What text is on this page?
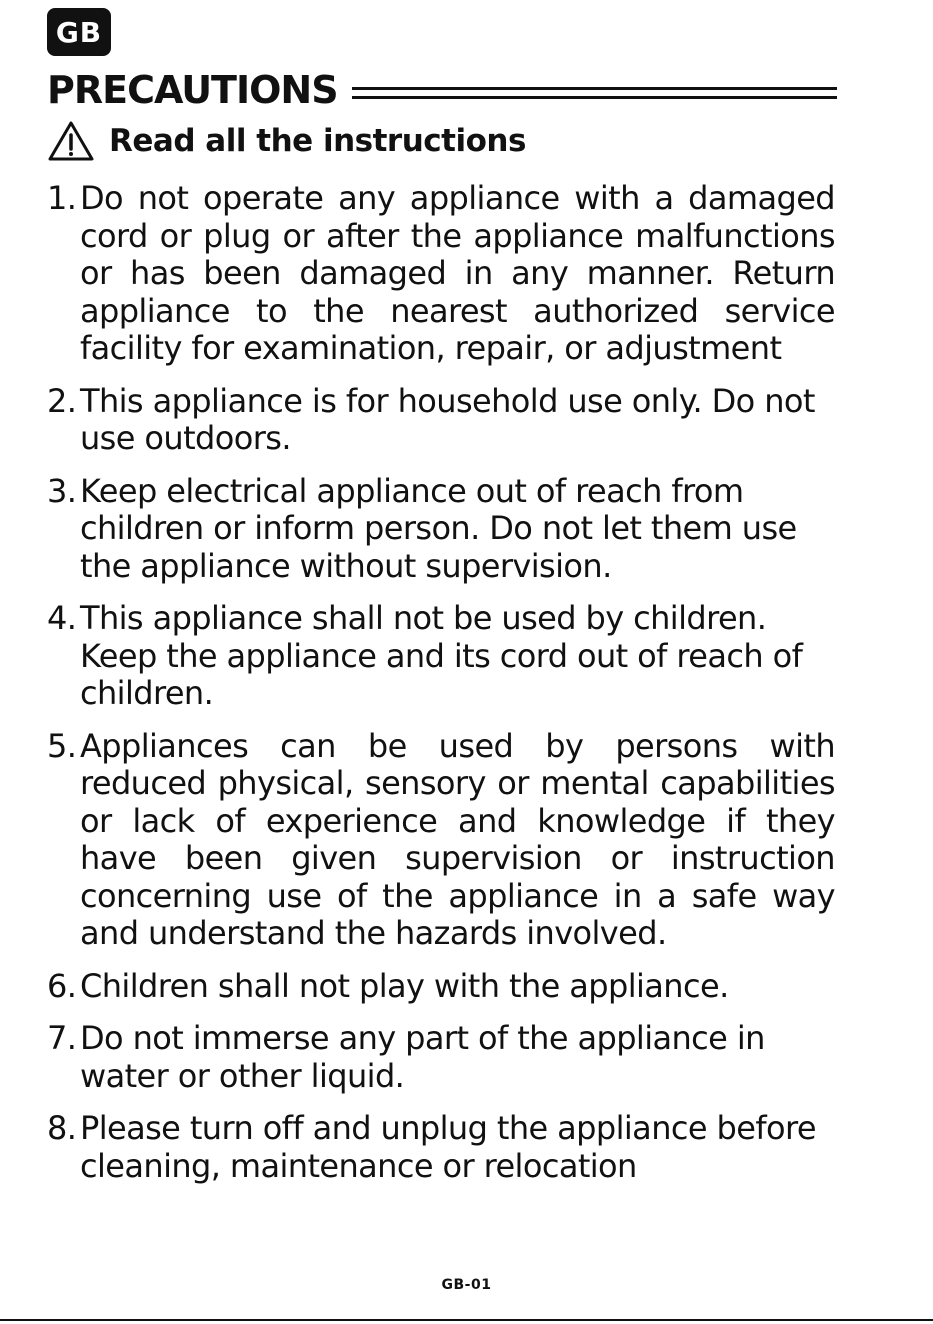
GB
PRECAUTIONS
Read all the instructions
1. Do not operate any appliance with a damaged cord or plug or after the appliance malfunctions or has been damaged in any manner. Return appliance to the nearest authorized service facility for examination, repair, or adjustment
2. This appliance is for household use only. Do not use outdoors.
3. Keep electrical appliance out of reach from children or inform person. Do not let them use the appliance without supervision.
4. This appliance shall not be used by children. Keep the appliance and its cord out of reach of children.
5. Appliances can be used by persons with reduced physical, sensory or mental capabilities or lack of experience and knowledge if they have been given supervision or instruction concerning use of the appliance in a safe way and understand the hazards involved.
6. Children shall not play with the appliance.
7. Do not immerse any part of the appliance in water or other liquid.
8. Please turn off and unplug the appliance before cleaning, maintenance or relocation
GB-01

┄┄┄┄┄┄┄┄┄┄

#### EXERCISE PROMPT:
Retype all entries exactly as they appear, dropping the images.

#### OUTPUT FOR THIS EXERCISE:
What text is on this page?
GB
PRECAUTIONS
Read all the instructions
1. Do not operate any appliance with a damaged cord or plug or after the appliance malfunctions or has been damaged in any manner. Return appliance to the nearest authorized service facility for examination, repair, or adjustment
2. This appliance is for household use only. Do not use outdoors.
3. Keep electrical appliance out of reach from children or inform person. Do not let them use the appliance without supervision.
4. This appliance shall not be used by children. Keep the appliance and its cord out of reach of children.
5. Appliances can be used by persons with reduced physical, sensory or mental capabilities or lack of experience and knowledge if they have been given supervision or instruction concerning use of the appliance in a safe way and understand the hazards involved.
6. Children shall not play with the appliance.
7. Do not immerse any part of the appliance in water or other liquid.
8. Please turn off and unplug the appliance before cleaning, maintenance or relocation
GB-01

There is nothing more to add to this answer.